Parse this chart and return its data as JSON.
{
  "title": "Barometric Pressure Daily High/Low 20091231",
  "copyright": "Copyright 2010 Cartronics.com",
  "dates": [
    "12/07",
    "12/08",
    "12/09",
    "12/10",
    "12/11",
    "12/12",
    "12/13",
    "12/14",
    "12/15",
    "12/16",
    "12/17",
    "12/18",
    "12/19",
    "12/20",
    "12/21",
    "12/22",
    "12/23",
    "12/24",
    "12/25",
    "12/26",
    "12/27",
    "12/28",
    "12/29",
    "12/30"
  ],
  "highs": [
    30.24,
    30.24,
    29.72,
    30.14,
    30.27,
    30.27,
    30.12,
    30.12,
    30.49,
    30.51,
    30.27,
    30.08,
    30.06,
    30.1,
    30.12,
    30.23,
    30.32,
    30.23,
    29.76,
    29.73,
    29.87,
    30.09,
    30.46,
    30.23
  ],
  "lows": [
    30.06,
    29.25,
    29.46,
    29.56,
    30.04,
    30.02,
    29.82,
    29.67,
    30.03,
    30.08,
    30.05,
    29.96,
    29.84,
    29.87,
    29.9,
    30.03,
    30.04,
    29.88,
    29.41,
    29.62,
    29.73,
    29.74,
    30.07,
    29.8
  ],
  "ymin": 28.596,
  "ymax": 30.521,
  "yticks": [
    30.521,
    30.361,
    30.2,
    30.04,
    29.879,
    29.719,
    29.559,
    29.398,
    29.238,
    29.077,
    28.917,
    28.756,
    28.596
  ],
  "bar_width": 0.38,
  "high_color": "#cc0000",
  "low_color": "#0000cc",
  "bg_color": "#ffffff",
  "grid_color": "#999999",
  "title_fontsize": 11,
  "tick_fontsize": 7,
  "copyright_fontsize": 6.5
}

### EXERCISE DETAILS
Exactly as shown, repeat every record.

### THE SOLUTION
Parse this chart and return its data as JSON.
{
  "title": "Barometric Pressure Daily High/Low 20091231",
  "copyright": "Copyright 2010 Cartronics.com",
  "dates": [
    "12/07",
    "12/08",
    "12/09",
    "12/10",
    "12/11",
    "12/12",
    "12/13",
    "12/14",
    "12/15",
    "12/16",
    "12/17",
    "12/18",
    "12/19",
    "12/20",
    "12/21",
    "12/22",
    "12/23",
    "12/24",
    "12/25",
    "12/26",
    "12/27",
    "12/28",
    "12/29",
    "12/30"
  ],
  "highs": [
    30.24,
    30.24,
    29.72,
    30.14,
    30.27,
    30.27,
    30.12,
    30.12,
    30.49,
    30.51,
    30.27,
    30.08,
    30.06,
    30.1,
    30.12,
    30.23,
    30.32,
    30.23,
    29.76,
    29.73,
    29.87,
    30.09,
    30.46,
    30.23
  ],
  "lows": [
    30.06,
    29.25,
    29.46,
    29.56,
    30.04,
    30.02,
    29.82,
    29.67,
    30.03,
    30.08,
    30.05,
    29.96,
    29.84,
    29.87,
    29.9,
    30.03,
    30.04,
    29.88,
    29.41,
    29.62,
    29.73,
    29.74,
    30.07,
    29.8
  ],
  "ymin": 28.596,
  "ymax": 30.521,
  "yticks": [
    30.521,
    30.361,
    30.2,
    30.04,
    29.879,
    29.719,
    29.559,
    29.398,
    29.238,
    29.077,
    28.917,
    28.756,
    28.596
  ],
  "bar_width": 0.38,
  "high_color": "#cc0000",
  "low_color": "#0000cc",
  "bg_color": "#ffffff",
  "grid_color": "#999999",
  "title_fontsize": 11,
  "tick_fontsize": 7,
  "copyright_fontsize": 6.5
}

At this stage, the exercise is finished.